(Data listing)

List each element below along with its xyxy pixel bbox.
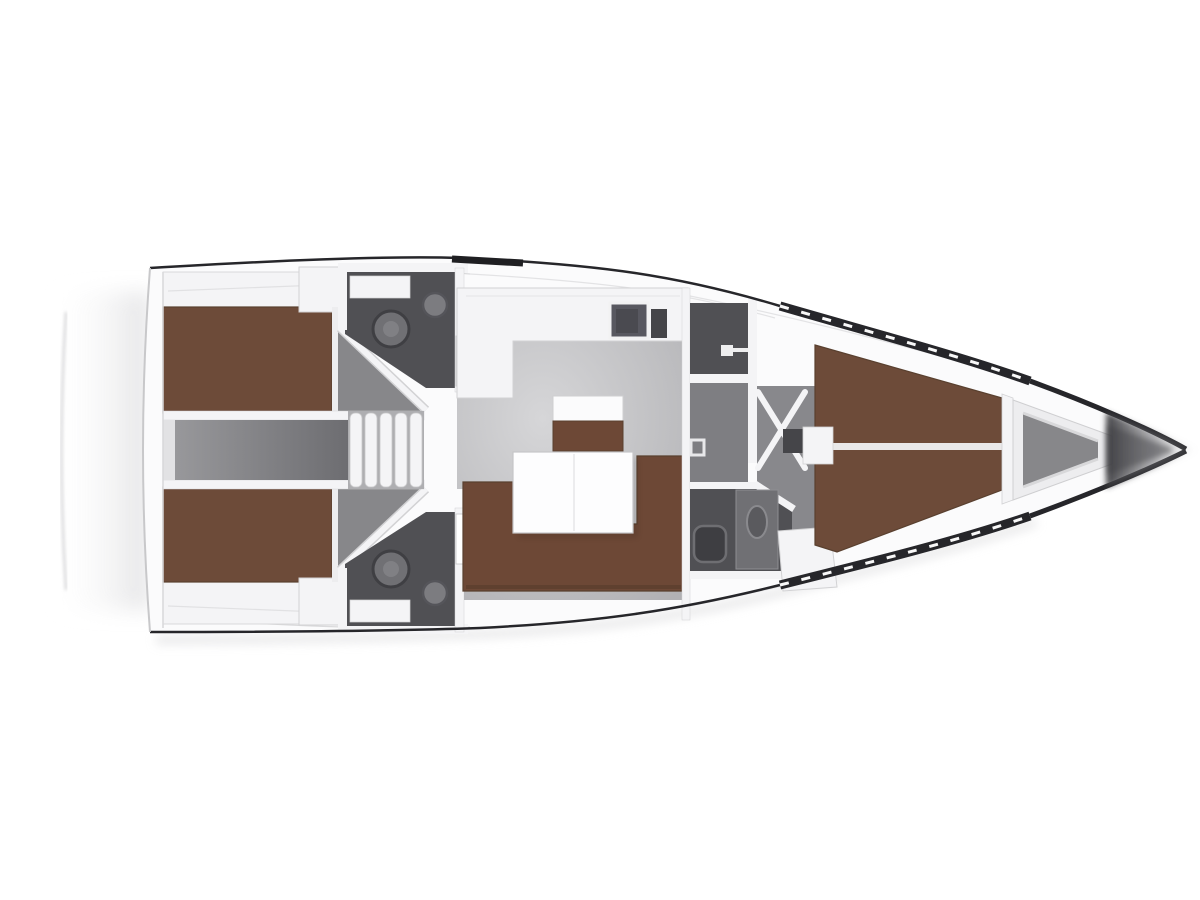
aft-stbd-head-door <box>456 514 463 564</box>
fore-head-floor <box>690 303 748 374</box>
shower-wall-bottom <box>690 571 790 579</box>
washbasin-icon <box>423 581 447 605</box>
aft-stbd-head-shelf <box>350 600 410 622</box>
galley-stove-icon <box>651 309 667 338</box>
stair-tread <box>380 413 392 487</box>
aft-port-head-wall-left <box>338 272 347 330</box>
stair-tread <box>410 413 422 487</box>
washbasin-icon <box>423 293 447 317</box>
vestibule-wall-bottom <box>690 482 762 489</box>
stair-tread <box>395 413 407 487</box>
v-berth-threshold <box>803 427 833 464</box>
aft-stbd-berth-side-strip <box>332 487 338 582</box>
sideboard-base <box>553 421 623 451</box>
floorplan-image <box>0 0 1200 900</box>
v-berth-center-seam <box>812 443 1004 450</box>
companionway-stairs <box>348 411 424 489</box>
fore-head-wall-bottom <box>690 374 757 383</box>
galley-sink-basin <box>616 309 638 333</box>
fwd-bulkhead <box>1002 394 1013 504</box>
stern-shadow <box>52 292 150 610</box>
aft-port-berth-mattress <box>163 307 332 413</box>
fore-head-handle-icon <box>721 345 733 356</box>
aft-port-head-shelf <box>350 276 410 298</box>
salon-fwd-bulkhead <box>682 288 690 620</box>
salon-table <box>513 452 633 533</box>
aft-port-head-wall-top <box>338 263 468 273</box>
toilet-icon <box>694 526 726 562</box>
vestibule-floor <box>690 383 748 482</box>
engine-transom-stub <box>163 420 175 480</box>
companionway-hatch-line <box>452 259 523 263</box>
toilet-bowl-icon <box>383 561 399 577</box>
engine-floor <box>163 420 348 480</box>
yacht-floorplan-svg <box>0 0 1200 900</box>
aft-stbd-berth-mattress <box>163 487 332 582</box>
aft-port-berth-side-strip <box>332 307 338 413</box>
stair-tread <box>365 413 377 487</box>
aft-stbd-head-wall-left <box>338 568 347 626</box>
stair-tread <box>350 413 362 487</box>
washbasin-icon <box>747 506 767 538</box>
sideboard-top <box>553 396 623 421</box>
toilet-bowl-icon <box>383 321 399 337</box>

■ **GOAL**: Print every record above line for line and unchanged, leaving out the pictures.

■ **RESULT**:
List each element below along with its xyxy pixel bbox.
aft-stbd-head-door <box>456 514 463 564</box>
fore-head-floor <box>690 303 748 374</box>
shower-wall-bottom <box>690 571 790 579</box>
washbasin-icon <box>423 581 447 605</box>
aft-stbd-head-shelf <box>350 600 410 622</box>
galley-stove-icon <box>651 309 667 338</box>
stair-tread <box>380 413 392 487</box>
aft-port-head-wall-left <box>338 272 347 330</box>
stair-tread <box>410 413 422 487</box>
washbasin-icon <box>423 293 447 317</box>
vestibule-wall-bottom <box>690 482 762 489</box>
stair-tread <box>395 413 407 487</box>
v-berth-threshold <box>803 427 833 464</box>
aft-stbd-berth-side-strip <box>332 487 338 582</box>
sideboard-base <box>553 421 623 451</box>
floorplan-image <box>0 0 1200 900</box>
v-berth-center-seam <box>812 443 1004 450</box>
companionway-stairs <box>348 411 424 489</box>
fore-head-wall-bottom <box>690 374 757 383</box>
galley-sink-basin <box>616 309 638 333</box>
fwd-bulkhead <box>1002 394 1013 504</box>
stern-shadow <box>52 292 150 610</box>
aft-port-berth-mattress <box>163 307 332 413</box>
fore-head-handle-icon <box>721 345 733 356</box>
aft-port-head-shelf <box>350 276 410 298</box>
salon-fwd-bulkhead <box>682 288 690 620</box>
salon-table <box>513 452 633 533</box>
aft-port-head-wall-top <box>338 263 468 273</box>
toilet-icon <box>694 526 726 562</box>
vestibule-floor <box>690 383 748 482</box>
engine-transom-stub <box>163 420 175 480</box>
companionway-hatch-line <box>452 259 523 263</box>
toilet-bowl-icon <box>383 561 399 577</box>
engine-floor <box>163 420 348 480</box>
yacht-floorplan-svg <box>0 0 1200 900</box>
aft-stbd-berth-mattress <box>163 487 332 582</box>
aft-port-berth-side-strip <box>332 307 338 413</box>
stair-tread <box>365 413 377 487</box>
aft-stbd-head-wall-left <box>338 568 347 626</box>
stair-tread <box>350 413 362 487</box>
washbasin-icon <box>747 506 767 538</box>
sideboard-top <box>553 396 623 421</box>
toilet-bowl-icon <box>383 321 399 337</box>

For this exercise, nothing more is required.